[Dataset items]

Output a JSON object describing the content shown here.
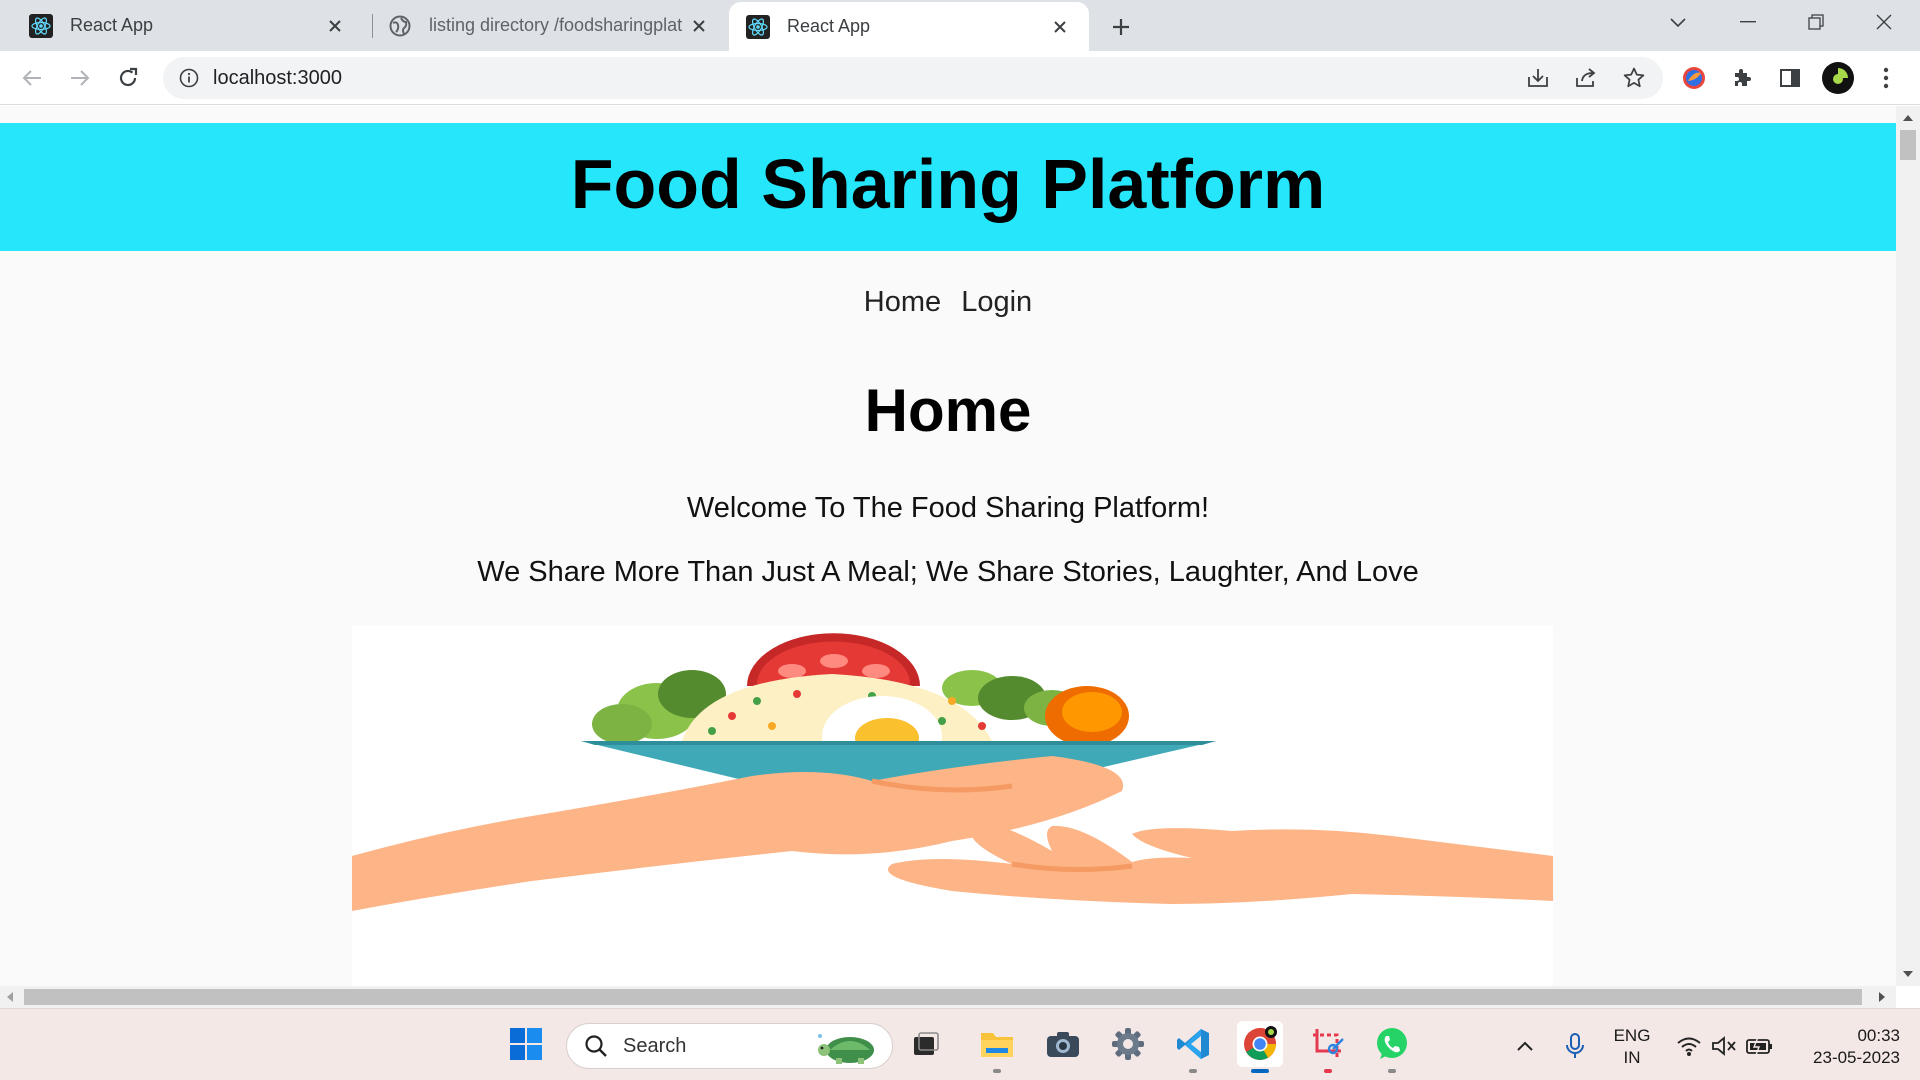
{
  "browser": {
    "tabs": [
      {
        "title": "React App",
        "favicon": "react-icon",
        "active": false
      },
      {
        "title": "listing directory /foodsharingplat",
        "favicon": "globe-icon",
        "active": false
      },
      {
        "title": "React App",
        "favicon": "react-icon",
        "active": true
      }
    ],
    "address": "localhost:3000"
  },
  "page": {
    "header_title": "Food Sharing Platform",
    "nav": {
      "home": "Home",
      "login": "Login"
    },
    "heading": "Home",
    "welcome": "Welcome To The Food Sharing Platform!",
    "tagline": "We Share More Than Just A Meal; We Share Stories, Laughter, And Love",
    "hero_image": "food-sharing-illustration",
    "header_color": "#26e6fc"
  },
  "taskbar": {
    "search_label": "Search",
    "apps": [
      "start-icon",
      "task-view-icon",
      "file-explorer-icon",
      "camera-icon",
      "settings-icon",
      "vscode-icon",
      "chrome-icon",
      "snipping-tool-icon",
      "whatsapp-icon"
    ],
    "lang_line1": "ENG",
    "lang_line2": "IN",
    "time": "00:33",
    "date": "23-05-2023"
  }
}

§ DIRECTIVE: Return each line exactly as written. Any picture gets left out.

§ FULL SOLUTION:
Output a JSON object describing the content shown here.
{
  "browser": {
    "tabs": [
      {
        "title": "React App",
        "favicon": "react-icon",
        "active": false
      },
      {
        "title": "listing directory /foodsharingplat",
        "favicon": "globe-icon",
        "active": false
      },
      {
        "title": "React App",
        "favicon": "react-icon",
        "active": true
      }
    ],
    "address": "localhost:3000"
  },
  "page": {
    "header_title": "Food Sharing Platform",
    "nav": {
      "home": "Home",
      "login": "Login"
    },
    "heading": "Home",
    "welcome": "Welcome To The Food Sharing Platform!",
    "tagline": "We Share More Than Just A Meal; We Share Stories, Laughter, And Love",
    "hero_image": "food-sharing-illustration",
    "header_color": "#26e6fc"
  },
  "taskbar": {
    "search_label": "Search",
    "apps": [
      "start-icon",
      "task-view-icon",
      "file-explorer-icon",
      "camera-icon",
      "settings-icon",
      "vscode-icon",
      "chrome-icon",
      "snipping-tool-icon",
      "whatsapp-icon"
    ],
    "lang_line1": "ENG",
    "lang_line2": "IN",
    "time": "00:33",
    "date": "23-05-2023"
  }
}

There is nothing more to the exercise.